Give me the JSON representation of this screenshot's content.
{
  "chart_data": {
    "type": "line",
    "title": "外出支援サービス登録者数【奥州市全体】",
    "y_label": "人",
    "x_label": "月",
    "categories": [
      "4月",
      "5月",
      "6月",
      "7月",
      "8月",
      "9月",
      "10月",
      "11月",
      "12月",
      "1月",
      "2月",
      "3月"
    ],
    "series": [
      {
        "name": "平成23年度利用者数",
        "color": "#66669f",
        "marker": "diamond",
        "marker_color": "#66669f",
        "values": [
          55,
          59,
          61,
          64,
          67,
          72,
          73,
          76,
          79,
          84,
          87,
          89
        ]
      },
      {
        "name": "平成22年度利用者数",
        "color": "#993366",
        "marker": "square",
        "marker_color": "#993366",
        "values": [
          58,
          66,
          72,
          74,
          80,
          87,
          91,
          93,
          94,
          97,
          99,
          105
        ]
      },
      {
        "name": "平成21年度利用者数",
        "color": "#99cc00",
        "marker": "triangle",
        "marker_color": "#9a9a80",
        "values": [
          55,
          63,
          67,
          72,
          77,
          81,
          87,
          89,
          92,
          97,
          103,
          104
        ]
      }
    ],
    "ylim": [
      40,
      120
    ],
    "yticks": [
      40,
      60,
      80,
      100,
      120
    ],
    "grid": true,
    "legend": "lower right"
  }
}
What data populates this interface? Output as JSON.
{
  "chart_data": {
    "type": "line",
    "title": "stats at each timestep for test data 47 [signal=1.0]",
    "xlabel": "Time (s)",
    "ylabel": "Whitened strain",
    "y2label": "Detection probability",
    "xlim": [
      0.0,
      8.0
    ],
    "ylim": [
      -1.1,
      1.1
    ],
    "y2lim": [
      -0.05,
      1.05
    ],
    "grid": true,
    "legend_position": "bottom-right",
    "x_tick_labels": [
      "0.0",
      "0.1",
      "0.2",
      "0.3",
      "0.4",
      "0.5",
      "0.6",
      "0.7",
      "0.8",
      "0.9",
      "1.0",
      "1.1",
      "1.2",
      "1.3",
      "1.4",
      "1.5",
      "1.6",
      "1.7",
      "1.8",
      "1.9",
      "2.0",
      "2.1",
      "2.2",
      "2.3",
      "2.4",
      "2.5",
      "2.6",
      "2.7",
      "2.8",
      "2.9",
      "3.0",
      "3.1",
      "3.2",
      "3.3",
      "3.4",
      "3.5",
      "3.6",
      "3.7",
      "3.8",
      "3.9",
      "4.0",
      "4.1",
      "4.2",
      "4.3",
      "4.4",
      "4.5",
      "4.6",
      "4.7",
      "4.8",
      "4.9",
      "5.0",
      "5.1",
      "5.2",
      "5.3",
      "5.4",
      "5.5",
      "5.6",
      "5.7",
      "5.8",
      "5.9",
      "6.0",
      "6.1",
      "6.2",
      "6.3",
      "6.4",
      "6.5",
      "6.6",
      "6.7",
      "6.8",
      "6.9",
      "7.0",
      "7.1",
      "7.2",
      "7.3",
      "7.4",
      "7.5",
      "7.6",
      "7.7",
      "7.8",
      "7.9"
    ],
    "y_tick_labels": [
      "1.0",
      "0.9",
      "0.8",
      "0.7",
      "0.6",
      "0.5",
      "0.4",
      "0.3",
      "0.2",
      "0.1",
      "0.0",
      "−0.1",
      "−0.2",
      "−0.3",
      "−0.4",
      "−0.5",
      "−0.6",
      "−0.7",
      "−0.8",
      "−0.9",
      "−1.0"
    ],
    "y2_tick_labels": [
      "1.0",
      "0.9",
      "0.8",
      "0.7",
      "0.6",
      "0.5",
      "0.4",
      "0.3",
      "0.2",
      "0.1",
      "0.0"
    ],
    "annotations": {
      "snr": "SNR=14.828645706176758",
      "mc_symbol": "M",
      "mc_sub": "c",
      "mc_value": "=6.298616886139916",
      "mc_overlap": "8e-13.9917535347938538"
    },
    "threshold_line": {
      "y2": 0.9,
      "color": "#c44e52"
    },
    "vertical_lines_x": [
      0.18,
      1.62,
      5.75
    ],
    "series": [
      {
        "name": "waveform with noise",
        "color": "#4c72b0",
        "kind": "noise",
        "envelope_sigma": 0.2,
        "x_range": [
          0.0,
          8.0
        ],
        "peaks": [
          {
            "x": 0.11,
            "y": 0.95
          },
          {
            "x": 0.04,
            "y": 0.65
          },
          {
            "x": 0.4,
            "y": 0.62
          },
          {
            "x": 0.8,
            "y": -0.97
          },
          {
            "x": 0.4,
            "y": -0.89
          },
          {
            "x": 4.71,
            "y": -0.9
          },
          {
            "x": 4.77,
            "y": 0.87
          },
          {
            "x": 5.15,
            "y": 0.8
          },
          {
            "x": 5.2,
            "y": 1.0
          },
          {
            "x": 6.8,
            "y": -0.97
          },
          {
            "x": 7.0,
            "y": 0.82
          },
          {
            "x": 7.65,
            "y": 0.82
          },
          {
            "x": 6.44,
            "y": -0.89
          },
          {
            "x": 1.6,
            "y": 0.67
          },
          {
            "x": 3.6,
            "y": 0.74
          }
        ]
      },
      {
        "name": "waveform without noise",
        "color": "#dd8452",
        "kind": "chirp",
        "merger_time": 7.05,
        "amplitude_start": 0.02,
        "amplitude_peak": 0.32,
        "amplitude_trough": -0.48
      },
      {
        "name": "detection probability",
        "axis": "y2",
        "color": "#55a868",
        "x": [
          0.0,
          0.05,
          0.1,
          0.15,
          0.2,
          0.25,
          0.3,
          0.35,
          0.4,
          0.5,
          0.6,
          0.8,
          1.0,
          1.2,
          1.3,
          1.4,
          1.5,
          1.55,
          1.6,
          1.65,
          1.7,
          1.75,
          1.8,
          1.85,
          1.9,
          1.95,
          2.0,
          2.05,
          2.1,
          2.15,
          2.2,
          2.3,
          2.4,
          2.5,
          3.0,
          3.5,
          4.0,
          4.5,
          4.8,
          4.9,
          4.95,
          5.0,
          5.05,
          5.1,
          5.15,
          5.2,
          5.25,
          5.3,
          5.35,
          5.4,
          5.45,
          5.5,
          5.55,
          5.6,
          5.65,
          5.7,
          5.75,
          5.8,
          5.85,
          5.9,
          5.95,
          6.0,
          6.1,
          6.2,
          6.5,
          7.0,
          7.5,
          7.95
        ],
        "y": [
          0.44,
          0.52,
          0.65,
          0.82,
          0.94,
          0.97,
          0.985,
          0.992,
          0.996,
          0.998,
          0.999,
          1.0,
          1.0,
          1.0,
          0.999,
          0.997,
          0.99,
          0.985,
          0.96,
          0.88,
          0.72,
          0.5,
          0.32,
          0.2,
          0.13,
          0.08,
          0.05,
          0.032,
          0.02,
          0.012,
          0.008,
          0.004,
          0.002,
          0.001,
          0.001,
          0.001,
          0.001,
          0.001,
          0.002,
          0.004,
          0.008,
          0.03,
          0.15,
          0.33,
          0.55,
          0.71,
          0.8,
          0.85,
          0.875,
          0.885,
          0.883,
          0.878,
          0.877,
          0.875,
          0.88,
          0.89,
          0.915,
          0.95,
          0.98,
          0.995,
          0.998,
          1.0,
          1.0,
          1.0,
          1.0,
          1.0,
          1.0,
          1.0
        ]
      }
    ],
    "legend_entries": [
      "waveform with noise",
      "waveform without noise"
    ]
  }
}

○ ○ ○

- [TASK REQUIREMENTS]: Only lines with "probability" are wanted here; list each of them.

- [ANSWER]:
    "y2label": "Detection probability",
        "name": "detection probability",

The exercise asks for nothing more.